── Record list

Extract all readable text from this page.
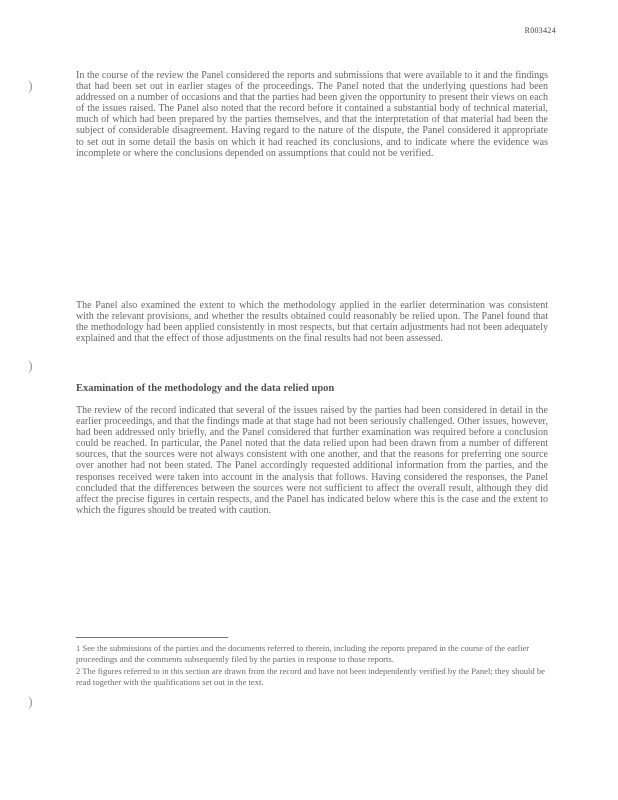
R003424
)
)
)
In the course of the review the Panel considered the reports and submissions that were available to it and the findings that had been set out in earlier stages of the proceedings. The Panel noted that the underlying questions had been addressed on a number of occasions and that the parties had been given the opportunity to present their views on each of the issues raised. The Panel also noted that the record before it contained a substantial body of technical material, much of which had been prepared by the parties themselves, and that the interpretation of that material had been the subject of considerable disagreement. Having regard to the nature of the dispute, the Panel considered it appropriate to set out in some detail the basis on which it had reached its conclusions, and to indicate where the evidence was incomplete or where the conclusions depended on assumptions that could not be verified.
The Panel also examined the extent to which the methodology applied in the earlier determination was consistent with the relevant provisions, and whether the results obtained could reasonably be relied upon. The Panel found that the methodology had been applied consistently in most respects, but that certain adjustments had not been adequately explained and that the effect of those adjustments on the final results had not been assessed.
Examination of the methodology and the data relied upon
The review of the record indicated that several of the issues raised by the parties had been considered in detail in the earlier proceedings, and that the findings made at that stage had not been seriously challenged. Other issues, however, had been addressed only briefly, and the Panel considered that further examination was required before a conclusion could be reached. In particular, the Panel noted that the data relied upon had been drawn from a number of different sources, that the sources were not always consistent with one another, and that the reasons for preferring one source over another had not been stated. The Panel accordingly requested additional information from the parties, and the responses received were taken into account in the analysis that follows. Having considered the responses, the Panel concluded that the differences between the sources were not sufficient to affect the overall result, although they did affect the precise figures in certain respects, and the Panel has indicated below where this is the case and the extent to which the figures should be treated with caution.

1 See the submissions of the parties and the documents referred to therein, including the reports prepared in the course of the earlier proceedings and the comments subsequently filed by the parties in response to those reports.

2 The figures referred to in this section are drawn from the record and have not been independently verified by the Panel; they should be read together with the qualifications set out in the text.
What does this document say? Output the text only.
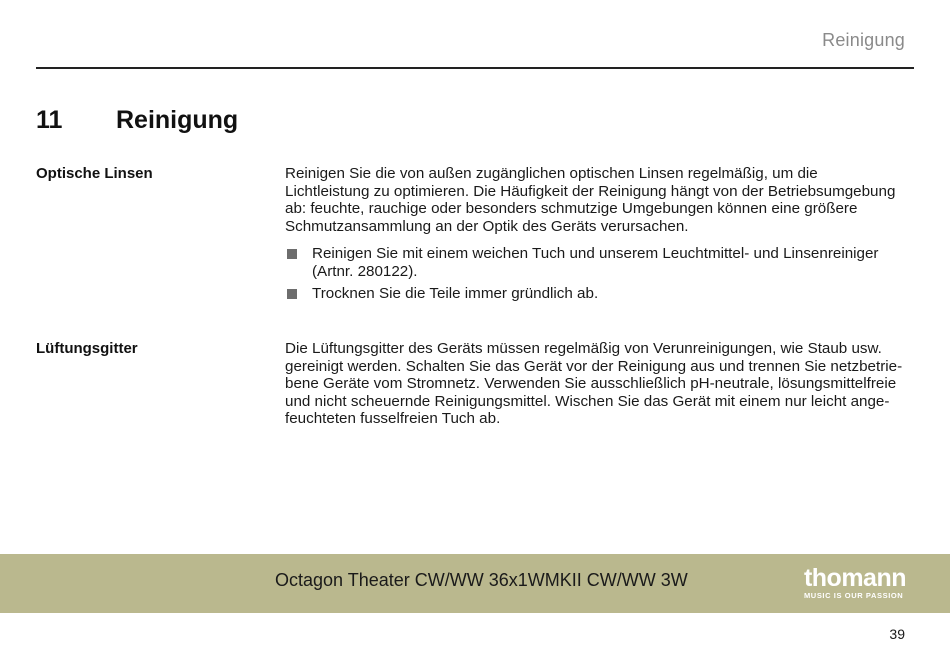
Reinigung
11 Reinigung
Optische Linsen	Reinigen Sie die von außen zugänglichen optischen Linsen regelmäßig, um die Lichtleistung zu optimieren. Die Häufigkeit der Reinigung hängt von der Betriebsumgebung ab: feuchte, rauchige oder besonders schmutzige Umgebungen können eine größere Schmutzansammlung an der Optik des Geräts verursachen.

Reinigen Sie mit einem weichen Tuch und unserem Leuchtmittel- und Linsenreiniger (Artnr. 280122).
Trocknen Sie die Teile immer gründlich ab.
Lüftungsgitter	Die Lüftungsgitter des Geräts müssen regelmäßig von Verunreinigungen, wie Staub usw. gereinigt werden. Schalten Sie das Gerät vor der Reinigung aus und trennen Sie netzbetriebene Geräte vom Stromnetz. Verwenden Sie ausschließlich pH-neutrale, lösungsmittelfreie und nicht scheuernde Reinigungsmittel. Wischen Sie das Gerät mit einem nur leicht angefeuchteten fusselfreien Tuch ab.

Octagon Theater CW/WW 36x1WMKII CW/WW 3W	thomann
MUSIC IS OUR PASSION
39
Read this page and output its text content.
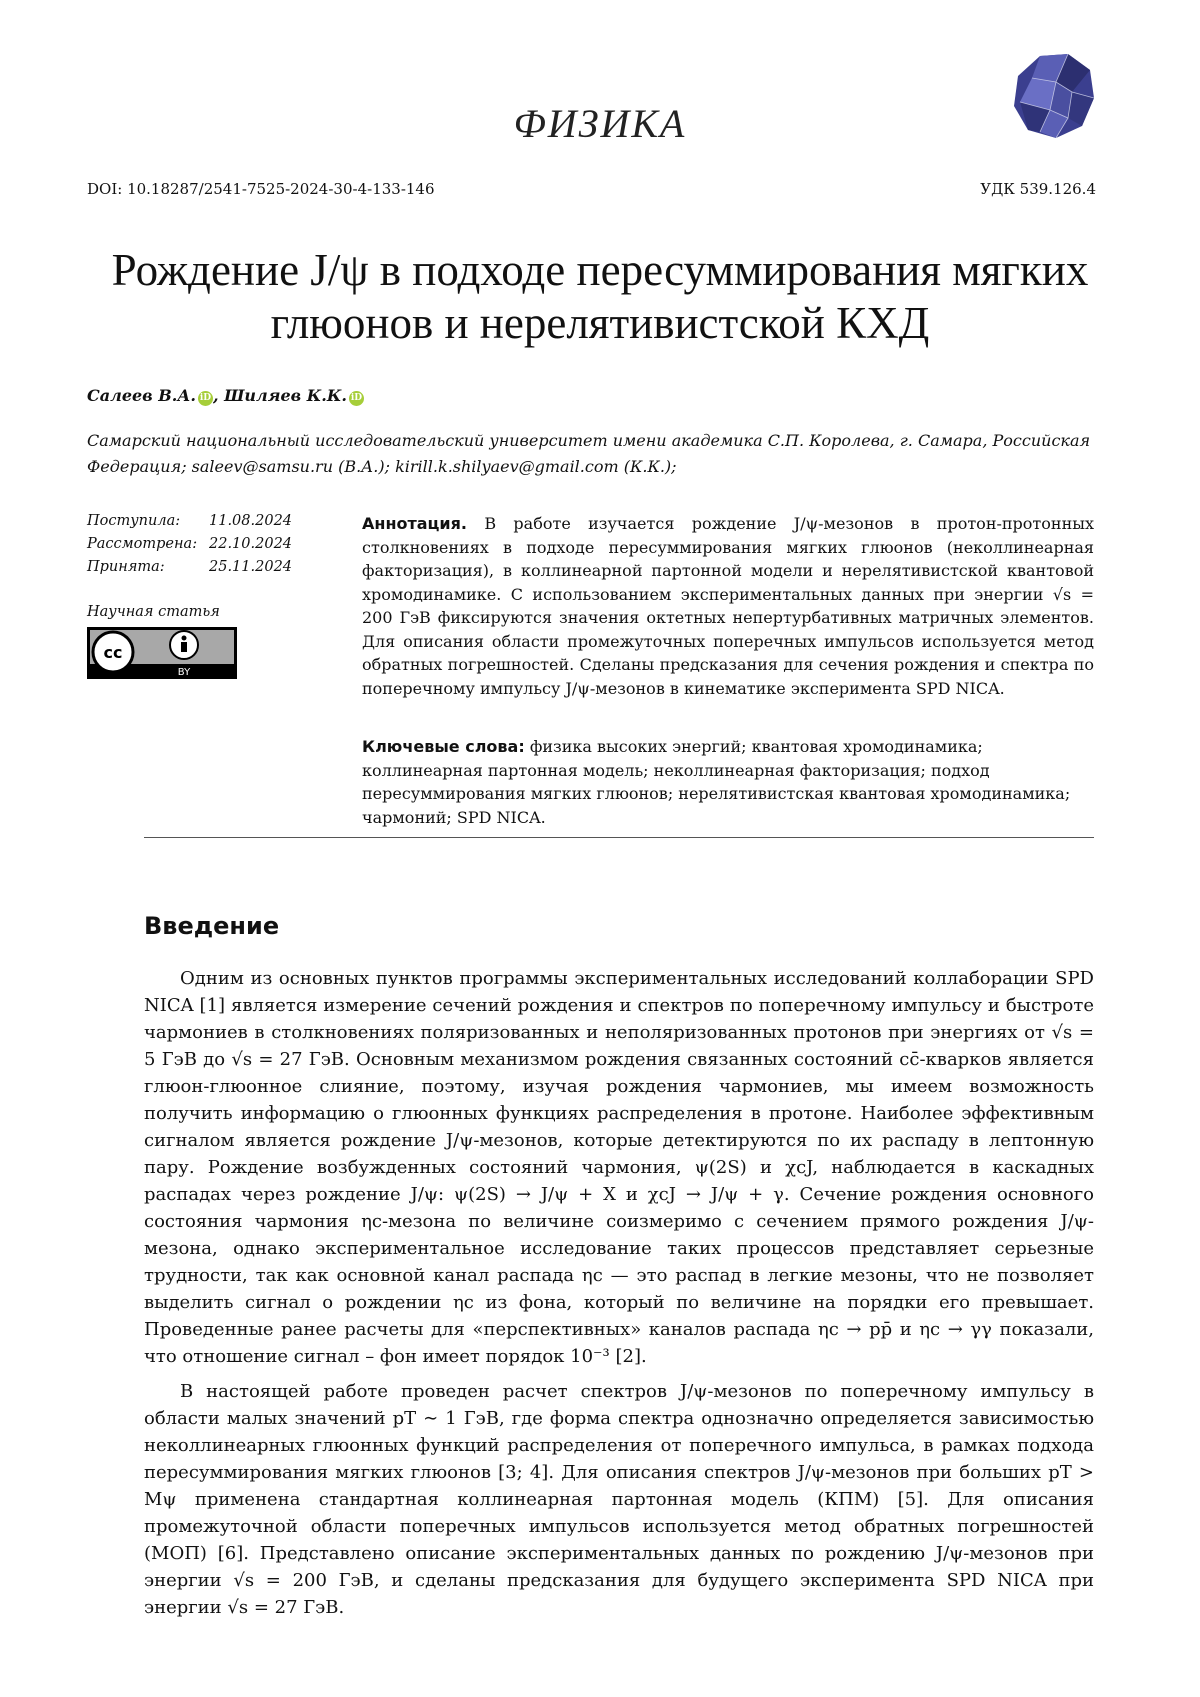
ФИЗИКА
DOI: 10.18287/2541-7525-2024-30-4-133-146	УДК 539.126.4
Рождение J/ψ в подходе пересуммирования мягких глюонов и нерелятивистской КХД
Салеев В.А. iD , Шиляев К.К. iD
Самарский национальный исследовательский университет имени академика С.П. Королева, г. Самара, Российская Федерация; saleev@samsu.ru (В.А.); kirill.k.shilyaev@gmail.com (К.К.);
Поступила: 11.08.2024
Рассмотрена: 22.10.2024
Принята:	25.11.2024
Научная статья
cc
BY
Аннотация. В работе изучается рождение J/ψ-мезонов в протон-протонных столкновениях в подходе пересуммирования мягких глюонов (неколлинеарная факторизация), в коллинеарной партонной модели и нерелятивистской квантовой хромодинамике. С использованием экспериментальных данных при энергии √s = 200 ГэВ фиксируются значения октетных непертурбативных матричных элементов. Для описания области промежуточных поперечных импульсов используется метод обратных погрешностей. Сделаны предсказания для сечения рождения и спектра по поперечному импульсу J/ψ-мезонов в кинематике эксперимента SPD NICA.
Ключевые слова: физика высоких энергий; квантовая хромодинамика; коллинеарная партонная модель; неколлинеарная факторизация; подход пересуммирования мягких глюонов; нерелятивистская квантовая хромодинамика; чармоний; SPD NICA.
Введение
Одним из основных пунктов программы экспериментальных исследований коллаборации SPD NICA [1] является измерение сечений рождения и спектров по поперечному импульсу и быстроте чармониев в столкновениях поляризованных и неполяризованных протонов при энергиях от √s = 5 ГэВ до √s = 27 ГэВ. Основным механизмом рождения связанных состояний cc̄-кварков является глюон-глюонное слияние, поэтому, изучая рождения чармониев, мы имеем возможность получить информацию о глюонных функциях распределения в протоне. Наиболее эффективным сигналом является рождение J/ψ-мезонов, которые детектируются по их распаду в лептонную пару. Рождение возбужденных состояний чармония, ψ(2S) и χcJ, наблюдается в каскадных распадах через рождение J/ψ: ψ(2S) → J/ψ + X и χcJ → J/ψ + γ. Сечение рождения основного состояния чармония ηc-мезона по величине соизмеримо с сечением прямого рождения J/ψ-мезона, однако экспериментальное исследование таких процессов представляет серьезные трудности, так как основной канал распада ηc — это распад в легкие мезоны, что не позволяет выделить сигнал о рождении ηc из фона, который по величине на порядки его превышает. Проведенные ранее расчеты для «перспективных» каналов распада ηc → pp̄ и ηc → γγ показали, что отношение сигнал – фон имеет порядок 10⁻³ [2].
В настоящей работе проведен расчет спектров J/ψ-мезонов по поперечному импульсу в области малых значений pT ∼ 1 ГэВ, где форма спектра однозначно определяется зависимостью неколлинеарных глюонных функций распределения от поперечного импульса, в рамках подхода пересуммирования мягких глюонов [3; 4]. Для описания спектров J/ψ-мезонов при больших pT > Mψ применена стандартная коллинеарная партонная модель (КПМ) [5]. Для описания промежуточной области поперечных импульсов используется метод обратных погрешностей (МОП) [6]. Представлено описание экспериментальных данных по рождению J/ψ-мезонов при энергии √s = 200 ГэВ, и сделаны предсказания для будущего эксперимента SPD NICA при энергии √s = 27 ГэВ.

────

Given request — Quote every record above exactly, leaving out any pictures.

Solution —
Extract all readable text from this page.
R003424
)
)
)
In the course of the review the Panel considered the reports and submissions that were available to it and the findings that had been set out in earlier stages of the proceedings. The Panel noted that the underlying questions had been addressed on a number of occasions and that the parties had been given the opportunity to present their views on each of the issues raised. The Panel also noted that the record before it contained a substantial body of technical material, much of which had been prepared by the parties themselves, and that the interpretation of that material had been the subject of considerable disagreement. Having regard to the nature of the dispute, the Panel considered it appropriate to set out in some detail the basis on which it had reached its conclusions, and to indicate where the evidence was incomplete or where the conclusions depended on assumptions that could not be verified.
The Panel also examined the extent to which the methodology applied in the earlier determination was consistent with the relevant provisions, and whether the results obtained could reasonably be relied upon. The Panel found that the methodology had been applied consistently in most respects, but that certain adjustments had not been adequately explained and that the effect of those adjustments on the final results had not been assessed.
Examination of the methodology and the data relied upon
The review of the record indicated that several of the issues raised by the parties had been considered in detail in the earlier proceedings, and that the findings made at that stage had not been seriously challenged. Other issues, however, had been addressed only briefly, and the Panel considered that further examination was required before a conclusion could be reached. In particular, the Panel noted that the data relied upon had been drawn from a number of different sources, that the sources were not always consistent with one another, and that the reasons for preferring one source over another had not been stated. The Panel accordingly requested additional information from the parties, and the responses received were taken into account in the analysis that follows. Having considered the responses, the Panel concluded that the differences between the sources were not sufficient to affect the overall result, although they did affect the precise figures in certain respects, and the Panel has indicated below where this is the case and the extent to which the figures should be treated with caution.

1 See the submissions of the parties and the documents referred to therein, including the reports prepared in the course of the earlier proceedings and the comments subsequently filed by the parties in response to those reports.

2 The figures referred to in this section are drawn from the record and have not been independently verified by the Panel; they should be read together with the qualifications set out in the text.
What does this document say? Output the text only.
Reinigung
11 Reinigung
Optische Linsen	Reinigen Sie die von außen zugänglichen optischen Linsen regelmäßig, um die Lichtleistung zu optimieren. Die Häufigkeit der Reinigung hängt von der Betriebsumgebung ab: feuchte, rauchige oder besonders schmutzige Umgebungen können eine größere Schmutzansammlung an der Optik des Geräts verursachen.

Reinigen Sie mit einem weichen Tuch und unserem Leuchtmittel- und Linsenreiniger (Artnr. 280122).
Trocknen Sie die Teile immer gründlich ab.
Lüftungsgitter	Die Lüftungsgitter des Geräts müssen regelmäßig von Verunreinigungen, wie Staub usw. gereinigt werden. Schalten Sie das Gerät vor der Reinigung aus und trennen Sie netzbetriebene Geräte vom Stromnetz. Verwenden Sie ausschließlich pH-neutrale, lösungsmittelfreie und nicht scheuernde Reinigungsmittel. Wischen Sie das Gerät mit einem nur leicht angefeuchteten fusselfreien Tuch ab.

Octagon Theater CW/WW 36x1WMKII CW/WW 3W	thomann
MUSIC IS OUR PASSION
39
Read this page and output its text content.
ФИЗИКА
DOI: 10.18287/2541-7525-2024-30-4-133-146	УДК 539.126.4
Рождение J/ψ в подходе пересуммирования мягких глюонов и нерелятивистской КХД
Салеев В.А. iD , Шиляев К.К. iD
Самарский национальный исследовательский университет имени академика С.П. Королева, г. Самара, Российская Федерация; saleev@samsu.ru (В.А.); kirill.k.shilyaev@gmail.com (К.К.);
Поступила: 11.08.2024
Рассмотрена: 22.10.2024
Принята:	25.11.2024
Научная статья
cc
BY
Аннотация. В работе изучается рождение J/ψ-мезонов в протон-протонных столкновениях в подходе пересуммирования мягких глюонов (неколлинеарная факторизация), в коллинеарной партонной модели и нерелятивистской квантовой хромодинамике. С использованием экспериментальных данных при энергии √s = 200 ГэВ фиксируются значения октетных непертурбативных матричных элементов. Для описания области промежуточных поперечных импульсов используется метод обратных погрешностей. Сделаны предсказания для сечения рождения и спектра по поперечному импульсу J/ψ-мезонов в кинематике эксперимента SPD NICA.
Ключевые слова: физика высоких энергий; квантовая хромодинамика; коллинеарная партонная модель; неколлинеарная факторизация; подход пересуммирования мягких глюонов; нерелятивистская квантовая хромодинамика; чармоний; SPD NICA.
Введение
Одним из основных пунктов программы экспериментальных исследований коллаборации SPD NICA [1] является измерение сечений рождения и спектров по поперечному импульсу и быстроте чармониев в столкновениях поляризованных и неполяризованных протонов при энергиях от √s = 5 ГэВ до √s = 27 ГэВ. Основным механизмом рождения связанных состояний cc̄-кварков является глюон-глюонное слияние, поэтому, изучая рождения чармониев, мы имеем возможность получить информацию о глюонных функциях распределения в протоне. Наиболее эффективным сигналом является рождение J/ψ-мезонов, которые детектируются по их распаду в лептонную пару. Рождение возбужденных состояний чармония, ψ(2S) и χcJ, наблюдается в каскадных распадах через рождение J/ψ: ψ(2S) → J/ψ + X и χcJ → J/ψ + γ. Сечение рождения основного состояния чармония ηc-мезона по величине соизмеримо с сечением прямого рождения J/ψ-мезона, однако экспериментальное исследование таких процессов представляет серьезные трудности, так как основной канал распада ηc — это распад в легкие мезоны, что не позволяет выделить сигнал о рождении ηc из фона, который по величине на порядки его превышает. Проведенные ранее расчеты для «перспективных» каналов распада ηc → pp̄ и ηc → γγ показали, что отношение сигнал – фон имеет порядок 10⁻³ [2].
В настоящей работе проведен расчет спектров J/ψ-мезонов по поперечному импульсу в области малых значений pT ∼ 1 ГэВ, где форма спектра однозначно определяется зависимостью неколлинеарных глюонных функций распределения от поперечного импульса, в рамках подхода пересуммирования мягких глюонов [3; 4]. Для описания спектров J/ψ-мезонов при больших pT > Mψ применена стандартная коллинеарная партонная модель (КПМ) [5]. Для описания промежуточной области поперечных импульсов используется метод обратных погрешностей (МОП) [6]. Представлено описание экспериментальных данных по рождению J/ψ-мезонов при энергии √s = 200 ГэВ, и сделаны предсказания для будущего эксперимента SPD NICA при энергии √s = 27 ГэВ.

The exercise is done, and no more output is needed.